YOUR GOAL: Repeat the records verbatim and leave the pictures out of your copy.

Stored records:
★ ★ ★ ★ ★

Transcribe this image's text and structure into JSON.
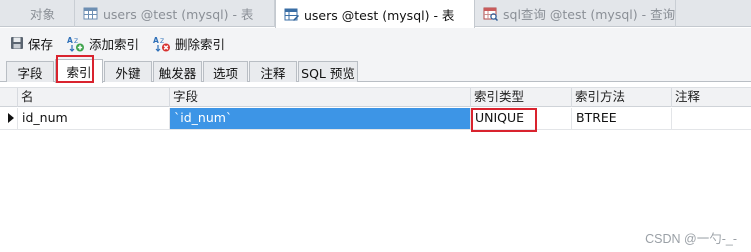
{
  "doc_tabs": [
    {
      "label": "对象",
      "icon": "none",
      "active": false
    },
    {
      "label": "users @test (mysql) - 表",
      "icon": "table-grid-icon",
      "active": false
    },
    {
      "label": "users @test (mysql) - 表",
      "icon": "table-design-icon",
      "active": true
    },
    {
      "label": "sql查询 @test (mysql) - 查询",
      "icon": "query-icon",
      "active": false
    }
  ],
  "toolbar": {
    "save_label": "保存",
    "add_index_label": "添加索引",
    "delete_index_label": "删除索引"
  },
  "subtabs": [
    {
      "label": "字段",
      "active": false
    },
    {
      "label": "索引",
      "active": true
    },
    {
      "label": "外键",
      "active": false
    },
    {
      "label": "触发器",
      "active": false
    },
    {
      "label": "选项",
      "active": false
    },
    {
      "label": "注释",
      "active": false
    },
    {
      "label": "SQL 预览",
      "active": false
    }
  ],
  "grid": {
    "columns": [
      "名",
      "字段",
      "索引类型",
      "索引方法",
      "注释"
    ],
    "rows": [
      [
        "id_num",
        "`id_num`",
        "UNIQUE",
        "BTREE",
        ""
      ]
    ]
  },
  "colors": {
    "selection": "#3d95e6",
    "highlight_box": "#d9232e"
  },
  "watermark": "CSDN @一勺-_-"
}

★ ★ ★ ★ ★

ANSWER BELOW:
Transcribe this image's text and structure into JSON.
{
  "doc_tabs": [
    {
      "label": "对象",
      "icon": "none",
      "active": false
    },
    {
      "label": "users @test (mysql) - 表",
      "icon": "table-grid-icon",
      "active": false
    },
    {
      "label": "users @test (mysql) - 表",
      "icon": "table-design-icon",
      "active": true
    },
    {
      "label": "sql查询 @test (mysql) - 查询",
      "icon": "query-icon",
      "active": false
    }
  ],
  "toolbar": {
    "save_label": "保存",
    "add_index_label": "添加索引",
    "delete_index_label": "删除索引"
  },
  "subtabs": [
    {
      "label": "字段",
      "active": false
    },
    {
      "label": "索引",
      "active": true
    },
    {
      "label": "外键",
      "active": false
    },
    {
      "label": "触发器",
      "active": false
    },
    {
      "label": "选项",
      "active": false
    },
    {
      "label": "注释",
      "active": false
    },
    {
      "label": "SQL 预览",
      "active": false
    }
  ],
  "grid": {
    "columns": [
      "名",
      "字段",
      "索引类型",
      "索引方法",
      "注释"
    ],
    "rows": [
      [
        "id_num",
        "`id_num`",
        "UNIQUE",
        "BTREE",
        ""
      ]
    ]
  },
  "colors": {
    "selection": "#3d95e6",
    "highlight_box": "#d9232e"
  },
  "watermark": "CSDN @一勺-_-"
}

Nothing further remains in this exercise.